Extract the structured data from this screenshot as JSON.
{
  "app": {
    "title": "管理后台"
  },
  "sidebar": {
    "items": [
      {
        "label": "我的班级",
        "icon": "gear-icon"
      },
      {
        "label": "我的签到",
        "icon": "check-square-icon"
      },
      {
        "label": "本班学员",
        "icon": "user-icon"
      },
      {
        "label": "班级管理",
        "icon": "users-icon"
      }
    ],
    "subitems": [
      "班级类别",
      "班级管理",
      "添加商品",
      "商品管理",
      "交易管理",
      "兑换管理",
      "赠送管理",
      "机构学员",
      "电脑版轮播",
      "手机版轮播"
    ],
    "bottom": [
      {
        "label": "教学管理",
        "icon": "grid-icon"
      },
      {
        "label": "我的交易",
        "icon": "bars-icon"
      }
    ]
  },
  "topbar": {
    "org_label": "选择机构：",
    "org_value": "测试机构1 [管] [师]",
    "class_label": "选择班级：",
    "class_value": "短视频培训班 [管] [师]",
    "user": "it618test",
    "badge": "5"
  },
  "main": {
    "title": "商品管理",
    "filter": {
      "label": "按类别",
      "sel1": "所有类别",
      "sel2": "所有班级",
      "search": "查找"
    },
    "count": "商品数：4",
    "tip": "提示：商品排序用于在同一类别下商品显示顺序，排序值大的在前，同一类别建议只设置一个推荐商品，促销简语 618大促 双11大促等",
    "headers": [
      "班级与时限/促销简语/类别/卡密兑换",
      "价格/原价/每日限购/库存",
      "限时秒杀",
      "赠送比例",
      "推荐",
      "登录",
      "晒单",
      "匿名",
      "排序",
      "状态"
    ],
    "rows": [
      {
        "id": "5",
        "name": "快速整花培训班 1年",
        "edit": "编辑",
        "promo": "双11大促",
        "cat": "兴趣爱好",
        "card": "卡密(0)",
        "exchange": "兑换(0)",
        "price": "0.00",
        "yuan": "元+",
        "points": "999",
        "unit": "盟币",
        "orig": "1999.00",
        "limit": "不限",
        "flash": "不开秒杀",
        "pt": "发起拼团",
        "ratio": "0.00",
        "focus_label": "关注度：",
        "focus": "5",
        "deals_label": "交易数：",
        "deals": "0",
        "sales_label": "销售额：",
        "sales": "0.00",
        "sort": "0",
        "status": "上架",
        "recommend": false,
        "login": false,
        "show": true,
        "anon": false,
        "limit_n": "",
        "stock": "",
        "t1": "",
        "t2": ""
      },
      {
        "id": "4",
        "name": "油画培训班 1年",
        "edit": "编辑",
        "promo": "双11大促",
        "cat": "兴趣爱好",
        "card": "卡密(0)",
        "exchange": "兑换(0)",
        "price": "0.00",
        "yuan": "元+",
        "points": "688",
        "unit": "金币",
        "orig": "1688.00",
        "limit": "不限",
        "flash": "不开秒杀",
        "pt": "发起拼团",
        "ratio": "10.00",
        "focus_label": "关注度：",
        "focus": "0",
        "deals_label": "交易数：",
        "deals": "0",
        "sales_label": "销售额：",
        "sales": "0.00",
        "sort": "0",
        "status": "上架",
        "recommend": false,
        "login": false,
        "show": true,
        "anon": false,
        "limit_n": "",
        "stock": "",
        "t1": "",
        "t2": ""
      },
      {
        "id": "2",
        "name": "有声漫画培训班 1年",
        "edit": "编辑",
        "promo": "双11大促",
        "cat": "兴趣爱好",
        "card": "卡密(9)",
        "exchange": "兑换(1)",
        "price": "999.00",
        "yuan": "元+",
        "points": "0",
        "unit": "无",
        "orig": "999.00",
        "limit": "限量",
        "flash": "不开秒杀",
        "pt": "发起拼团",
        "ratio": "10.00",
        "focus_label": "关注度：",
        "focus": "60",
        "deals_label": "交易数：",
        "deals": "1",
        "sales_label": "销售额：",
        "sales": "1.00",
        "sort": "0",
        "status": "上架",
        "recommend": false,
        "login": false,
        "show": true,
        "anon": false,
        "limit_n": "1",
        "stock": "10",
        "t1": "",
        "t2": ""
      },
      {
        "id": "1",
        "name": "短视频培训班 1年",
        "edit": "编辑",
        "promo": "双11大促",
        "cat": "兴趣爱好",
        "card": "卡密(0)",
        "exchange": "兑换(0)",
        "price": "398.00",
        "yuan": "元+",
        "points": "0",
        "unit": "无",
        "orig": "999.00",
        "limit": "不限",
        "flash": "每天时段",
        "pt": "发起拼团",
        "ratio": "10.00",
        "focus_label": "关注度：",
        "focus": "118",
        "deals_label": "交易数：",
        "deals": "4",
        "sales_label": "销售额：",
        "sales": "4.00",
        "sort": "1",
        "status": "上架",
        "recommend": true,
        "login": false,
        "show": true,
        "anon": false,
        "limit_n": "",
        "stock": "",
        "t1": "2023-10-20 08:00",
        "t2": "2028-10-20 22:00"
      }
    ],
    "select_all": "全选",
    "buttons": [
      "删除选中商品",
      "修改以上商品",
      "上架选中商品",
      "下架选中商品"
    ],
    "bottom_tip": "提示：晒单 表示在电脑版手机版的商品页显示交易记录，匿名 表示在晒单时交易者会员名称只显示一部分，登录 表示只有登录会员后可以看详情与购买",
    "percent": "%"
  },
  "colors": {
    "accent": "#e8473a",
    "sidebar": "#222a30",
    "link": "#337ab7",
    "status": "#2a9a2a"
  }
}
::::
→ Written request
Retype all the material above precisely, with no line left out.

→ Response to the task
Extract the structured data from this screenshot as JSON.
{
  "app": {
    "title": "管理后台"
  },
  "sidebar": {
    "items": [
      {
        "label": "我的班级",
        "icon": "gear-icon"
      },
      {
        "label": "我的签到",
        "icon": "check-square-icon"
      },
      {
        "label": "本班学员",
        "icon": "user-icon"
      },
      {
        "label": "班级管理",
        "icon": "users-icon"
      }
    ],
    "subitems": [
      "班级类别",
      "班级管理",
      "添加商品",
      "商品管理",
      "交易管理",
      "兑换管理",
      "赠送管理",
      "机构学员",
      "电脑版轮播",
      "手机版轮播"
    ],
    "bottom": [
      {
        "label": "教学管理",
        "icon": "grid-icon"
      },
      {
        "label": "我的交易",
        "icon": "bars-icon"
      }
    ]
  },
  "topbar": {
    "org_label": "选择机构：",
    "org_value": "测试机构1 [管] [师]",
    "class_label": "选择班级：",
    "class_value": "短视频培训班 [管] [师]",
    "user": "it618test",
    "badge": "5"
  },
  "main": {
    "title": "商品管理",
    "filter": {
      "label": "按类别",
      "sel1": "所有类别",
      "sel2": "所有班级",
      "search": "查找"
    },
    "count": "商品数：4",
    "tip": "提示：商品排序用于在同一类别下商品显示顺序，排序值大的在前，同一类别建议只设置一个推荐商品，促销简语 618大促 双11大促等",
    "headers": [
      "班级与时限/促销简语/类别/卡密兑换",
      "价格/原价/每日限购/库存",
      "限时秒杀",
      "赠送比例",
      "推荐",
      "登录",
      "晒单",
      "匿名",
      "排序",
      "状态"
    ],
    "rows": [
      {
        "id": "5",
        "name": "快速整花培训班 1年",
        "edit": "编辑",
        "promo": "双11大促",
        "cat": "兴趣爱好",
        "card": "卡密(0)",
        "exchange": "兑换(0)",
        "price": "0.00",
        "yuan": "元+",
        "points": "999",
        "unit": "盟币",
        "orig": "1999.00",
        "limit": "不限",
        "flash": "不开秒杀",
        "pt": "发起拼团",
        "ratio": "0.00",
        "focus_label": "关注度：",
        "focus": "5",
        "deals_label": "交易数：",
        "deals": "0",
        "sales_label": "销售额：",
        "sales": "0.00",
        "sort": "0",
        "status": "上架",
        "recommend": false,
        "login": false,
        "show": true,
        "anon": false,
        "limit_n": "",
        "stock": "",
        "t1": "",
        "t2": ""
      },
      {
        "id": "4",
        "name": "油画培训班 1年",
        "edit": "编辑",
        "promo": "双11大促",
        "cat": "兴趣爱好",
        "card": "卡密(0)",
        "exchange": "兑换(0)",
        "price": "0.00",
        "yuan": "元+",
        "points": "688",
        "unit": "金币",
        "orig": "1688.00",
        "limit": "不限",
        "flash": "不开秒杀",
        "pt": "发起拼团",
        "ratio": "10.00",
        "focus_label": "关注度：",
        "focus": "0",
        "deals_label": "交易数：",
        "deals": "0",
        "sales_label": "销售额：",
        "sales": "0.00",
        "sort": "0",
        "status": "上架",
        "recommend": false,
        "login": false,
        "show": true,
        "anon": false,
        "limit_n": "",
        "stock": "",
        "t1": "",
        "t2": ""
      },
      {
        "id": "2",
        "name": "有声漫画培训班 1年",
        "edit": "编辑",
        "promo": "双11大促",
        "cat": "兴趣爱好",
        "card": "卡密(9)",
        "exchange": "兑换(1)",
        "price": "999.00",
        "yuan": "元+",
        "points": "0",
        "unit": "无",
        "orig": "999.00",
        "limit": "限量",
        "flash": "不开秒杀",
        "pt": "发起拼团",
        "ratio": "10.00",
        "focus_label": "关注度：",
        "focus": "60",
        "deals_label": "交易数：",
        "deals": "1",
        "sales_label": "销售额：",
        "sales": "1.00",
        "sort": "0",
        "status": "上架",
        "recommend": false,
        "login": false,
        "show": true,
        "anon": false,
        "limit_n": "1",
        "stock": "10",
        "t1": "",
        "t2": ""
      },
      {
        "id": "1",
        "name": "短视频培训班 1年",
        "edit": "编辑",
        "promo": "双11大促",
        "cat": "兴趣爱好",
        "card": "卡密(0)",
        "exchange": "兑换(0)",
        "price": "398.00",
        "yuan": "元+",
        "points": "0",
        "unit": "无",
        "orig": "999.00",
        "limit": "不限",
        "flash": "每天时段",
        "pt": "发起拼团",
        "ratio": "10.00",
        "focus_label": "关注度：",
        "focus": "118",
        "deals_label": "交易数：",
        "deals": "4",
        "sales_label": "销售额：",
        "sales": "4.00",
        "sort": "1",
        "status": "上架",
        "recommend": true,
        "login": false,
        "show": true,
        "anon": false,
        "limit_n": "",
        "stock": "",
        "t1": "2023-10-20 08:00",
        "t2": "2028-10-20 22:00"
      }
    ],
    "select_all": "全选",
    "buttons": [
      "删除选中商品",
      "修改以上商品",
      "上架选中商品",
      "下架选中商品"
    ],
    "bottom_tip": "提示：晒单 表示在电脑版手机版的商品页显示交易记录，匿名 表示在晒单时交易者会员名称只显示一部分，登录 表示只有登录会员后可以看详情与购买",
    "percent": "%"
  },
  "colors": {
    "accent": "#e8473a",
    "sidebar": "#222a30",
    "link": "#337ab7",
    "status": "#2a9a2a"
  }
}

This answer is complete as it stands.